> **AIM**
Return all of the entries exactly as written.

Begin INPUT FOR THIS TASK

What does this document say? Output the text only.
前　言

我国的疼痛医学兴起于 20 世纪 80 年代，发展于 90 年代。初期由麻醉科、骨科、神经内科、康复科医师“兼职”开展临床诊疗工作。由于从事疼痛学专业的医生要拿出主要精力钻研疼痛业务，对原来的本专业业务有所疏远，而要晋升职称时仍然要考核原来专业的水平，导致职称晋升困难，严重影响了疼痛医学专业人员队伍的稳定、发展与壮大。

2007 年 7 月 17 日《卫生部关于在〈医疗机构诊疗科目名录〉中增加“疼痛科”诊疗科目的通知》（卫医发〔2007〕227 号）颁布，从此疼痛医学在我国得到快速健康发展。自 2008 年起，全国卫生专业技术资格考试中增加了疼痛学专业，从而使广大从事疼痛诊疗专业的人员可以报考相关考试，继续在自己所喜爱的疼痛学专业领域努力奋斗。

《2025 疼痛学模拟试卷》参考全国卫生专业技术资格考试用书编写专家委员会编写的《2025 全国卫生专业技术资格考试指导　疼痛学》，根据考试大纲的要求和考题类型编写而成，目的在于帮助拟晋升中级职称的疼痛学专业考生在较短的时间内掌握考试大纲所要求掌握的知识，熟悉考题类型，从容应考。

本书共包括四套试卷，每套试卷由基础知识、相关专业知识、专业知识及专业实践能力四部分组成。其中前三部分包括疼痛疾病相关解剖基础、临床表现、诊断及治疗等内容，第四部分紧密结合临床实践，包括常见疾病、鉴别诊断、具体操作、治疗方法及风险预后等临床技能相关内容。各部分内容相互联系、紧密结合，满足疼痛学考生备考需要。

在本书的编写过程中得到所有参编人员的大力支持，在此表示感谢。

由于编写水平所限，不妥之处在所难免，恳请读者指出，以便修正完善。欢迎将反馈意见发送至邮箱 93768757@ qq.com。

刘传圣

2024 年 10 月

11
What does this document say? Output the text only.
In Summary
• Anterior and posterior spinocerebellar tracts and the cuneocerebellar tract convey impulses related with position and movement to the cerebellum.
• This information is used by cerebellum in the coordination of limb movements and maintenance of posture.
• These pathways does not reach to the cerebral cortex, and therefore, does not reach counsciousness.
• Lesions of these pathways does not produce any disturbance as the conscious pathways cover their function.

End INPUT FOR THIS TASK

> **THE REPLY**
What does this document say? Output the text only.
前　言

我国的疼痛医学兴起于 20 世纪 80 年代，发展于 90 年代。初期由麻醉科、骨科、神经内科、康复科医师“兼职”开展临床诊疗工作。由于从事疼痛学专业的医生要拿出主要精力钻研疼痛业务，对原来的本专业业务有所疏远，而要晋升职称时仍然要考核原来专业的水平，导致职称晋升困难，严重影响了疼痛医学专业人员队伍的稳定、发展与壮大。

2007 年 7 月 17 日《卫生部关于在〈医疗机构诊疗科目名录〉中增加“疼痛科”诊疗科目的通知》（卫医发〔2007〕227 号）颁布，从此疼痛医学在我国得到快速健康发展。自 2008 年起，全国卫生专业技术资格考试中增加了疼痛学专业，从而使广大从事疼痛诊疗专业的人员可以报考相关考试，继续在自己所喜爱的疼痛学专业领域努力奋斗。

《2025 疼痛学模拟试卷》参考全国卫生专业技术资格考试用书编写专家委员会编写的《2025 全国卫生专业技术资格考试指导　疼痛学》，根据考试大纲的要求和考题类型编写而成，目的在于帮助拟晋升中级职称的疼痛学专业考生在较短的时间内掌握考试大纲所要求掌握的知识，熟悉考题类型，从容应考。

本书共包括四套试卷，每套试卷由基础知识、相关专业知识、专业知识及专业实践能力四部分组成。其中前三部分包括疼痛疾病相关解剖基础、临床表现、诊断及治疗等内容，第四部分紧密结合临床实践，包括常见疾病、鉴别诊断、具体操作、治疗方法及风险预后等临床技能相关内容。各部分内容相互联系、紧密结合，满足疼痛学考生备考需要。

在本书的编写过程中得到所有参编人员的大力支持，在此表示感谢。

由于编写水平所限，不妥之处在所难免，恳请读者指出，以便修正完善。欢迎将反馈意见发送至邮箱 93768757@ qq.com。

刘传圣

2024 年 10 月

11
What does this document say? Output the text only.
In Summary
• Anterior and posterior spinocerebellar tracts and the cuneocerebellar tract convey impulses related with position and movement to the cerebellum.
• This information is used by cerebellum in the coordination of limb movements and maintenance of posture.
• These pathways does not reach to the cerebral cortex, and therefore, does not reach counsciousness.
• Lesions of these pathways does not produce any disturbance as the conscious pathways cover their function.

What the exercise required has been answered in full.